(Extracts from a graphics dataset)
++++

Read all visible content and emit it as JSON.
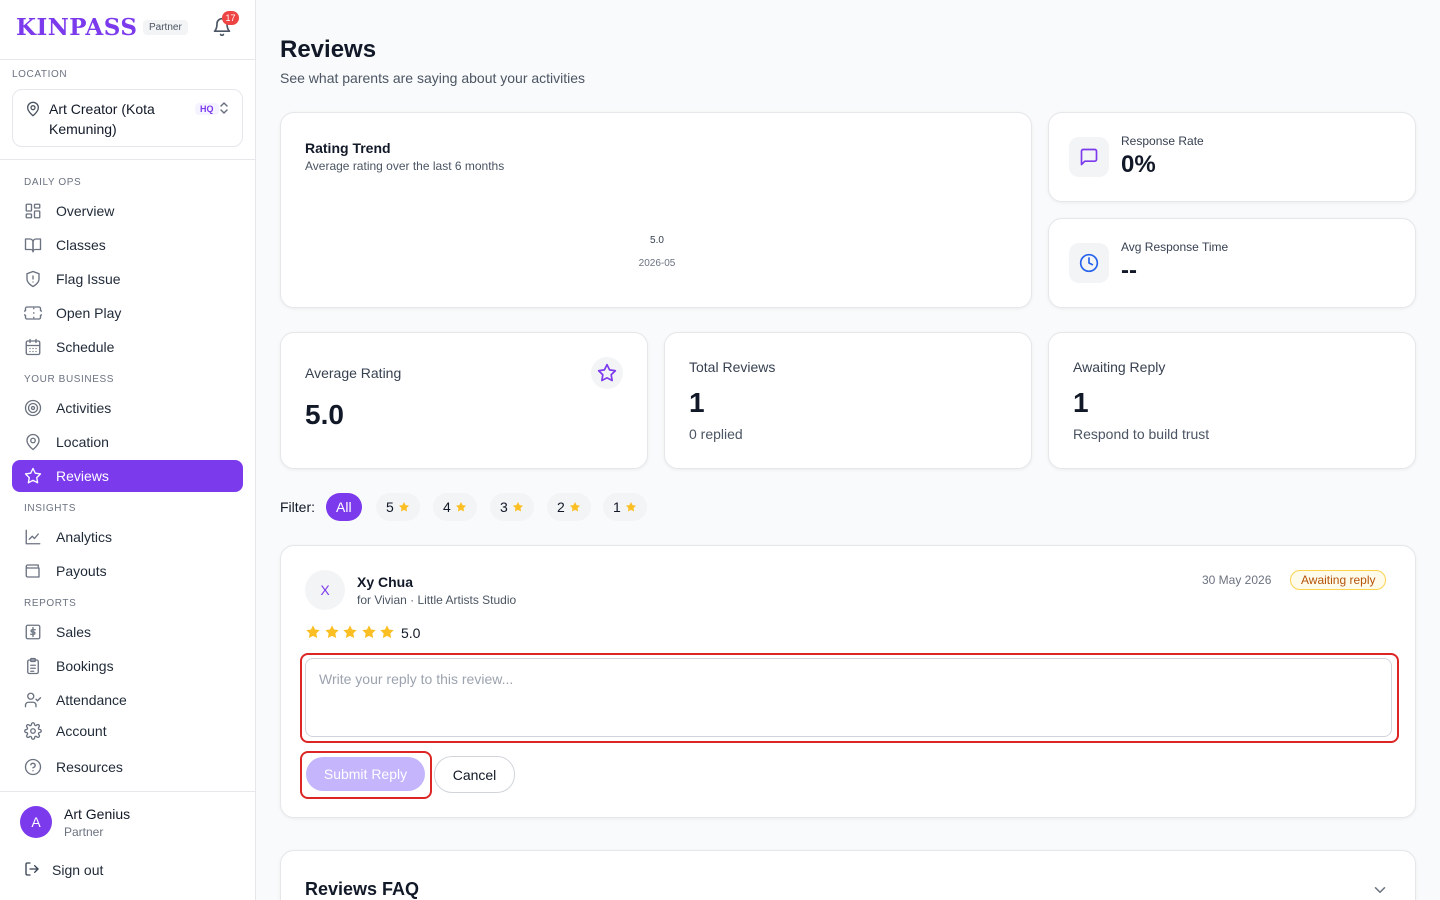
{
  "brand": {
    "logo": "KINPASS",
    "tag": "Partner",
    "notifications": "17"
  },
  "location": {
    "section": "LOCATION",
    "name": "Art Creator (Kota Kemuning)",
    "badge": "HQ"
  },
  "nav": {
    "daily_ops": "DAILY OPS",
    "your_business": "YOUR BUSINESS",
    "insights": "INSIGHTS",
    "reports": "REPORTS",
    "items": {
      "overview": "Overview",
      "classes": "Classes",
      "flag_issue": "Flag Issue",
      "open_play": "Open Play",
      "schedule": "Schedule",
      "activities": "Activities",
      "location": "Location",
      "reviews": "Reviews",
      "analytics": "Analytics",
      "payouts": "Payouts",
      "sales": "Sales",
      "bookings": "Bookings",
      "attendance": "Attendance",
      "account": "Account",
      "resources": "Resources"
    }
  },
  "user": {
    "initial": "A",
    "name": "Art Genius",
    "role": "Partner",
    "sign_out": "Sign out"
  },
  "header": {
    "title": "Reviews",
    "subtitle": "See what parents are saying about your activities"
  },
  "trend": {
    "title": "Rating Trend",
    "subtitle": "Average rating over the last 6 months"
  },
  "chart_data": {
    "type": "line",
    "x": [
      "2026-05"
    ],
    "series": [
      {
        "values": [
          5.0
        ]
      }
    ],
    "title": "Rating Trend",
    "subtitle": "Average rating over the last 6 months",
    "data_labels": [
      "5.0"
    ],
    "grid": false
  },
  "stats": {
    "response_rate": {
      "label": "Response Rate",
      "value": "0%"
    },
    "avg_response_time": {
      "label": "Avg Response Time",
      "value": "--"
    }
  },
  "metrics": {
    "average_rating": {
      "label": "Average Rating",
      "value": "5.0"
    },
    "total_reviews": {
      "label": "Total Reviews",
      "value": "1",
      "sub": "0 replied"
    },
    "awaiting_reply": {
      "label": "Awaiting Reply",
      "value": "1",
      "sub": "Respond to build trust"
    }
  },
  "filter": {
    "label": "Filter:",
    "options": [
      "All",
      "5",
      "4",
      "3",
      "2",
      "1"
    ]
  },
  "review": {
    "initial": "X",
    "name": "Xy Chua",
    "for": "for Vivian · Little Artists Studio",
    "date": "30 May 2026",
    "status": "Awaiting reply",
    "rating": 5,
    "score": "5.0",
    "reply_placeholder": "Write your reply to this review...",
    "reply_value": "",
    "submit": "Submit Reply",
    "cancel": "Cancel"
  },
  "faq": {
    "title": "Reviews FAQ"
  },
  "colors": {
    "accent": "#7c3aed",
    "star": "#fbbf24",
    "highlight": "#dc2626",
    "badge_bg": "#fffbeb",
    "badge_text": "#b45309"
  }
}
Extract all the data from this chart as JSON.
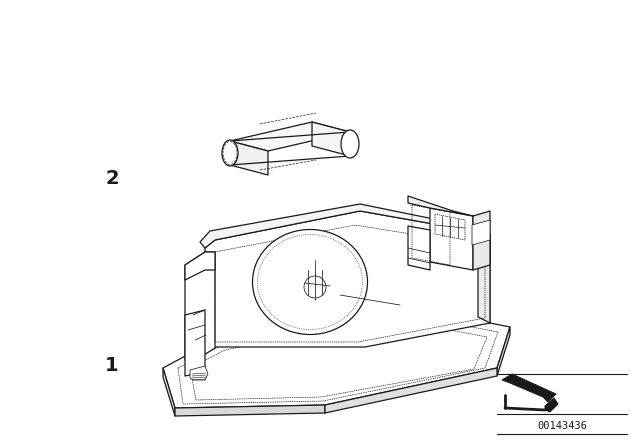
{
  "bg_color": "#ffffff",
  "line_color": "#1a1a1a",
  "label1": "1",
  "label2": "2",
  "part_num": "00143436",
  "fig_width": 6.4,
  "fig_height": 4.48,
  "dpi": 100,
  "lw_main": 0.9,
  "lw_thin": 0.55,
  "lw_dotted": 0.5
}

++++

## Short problem
Copy out only the lines beginning at the line with "Extract all the data from this chart as JSON." and ending at the last line of the entries. Keep them exact; drop pictures.

## Response to this exercise
Extract all the data from this chart as JSON.
{
  "bg_color": "#ffffff",
  "line_color": "#1a1a1a",
  "label1": "1",
  "label2": "2",
  "part_num": "00143436",
  "fig_width": 6.4,
  "fig_height": 4.48,
  "dpi": 100,
  "lw_main": 0.9,
  "lw_thin": 0.55,
  "lw_dotted": 0.5
}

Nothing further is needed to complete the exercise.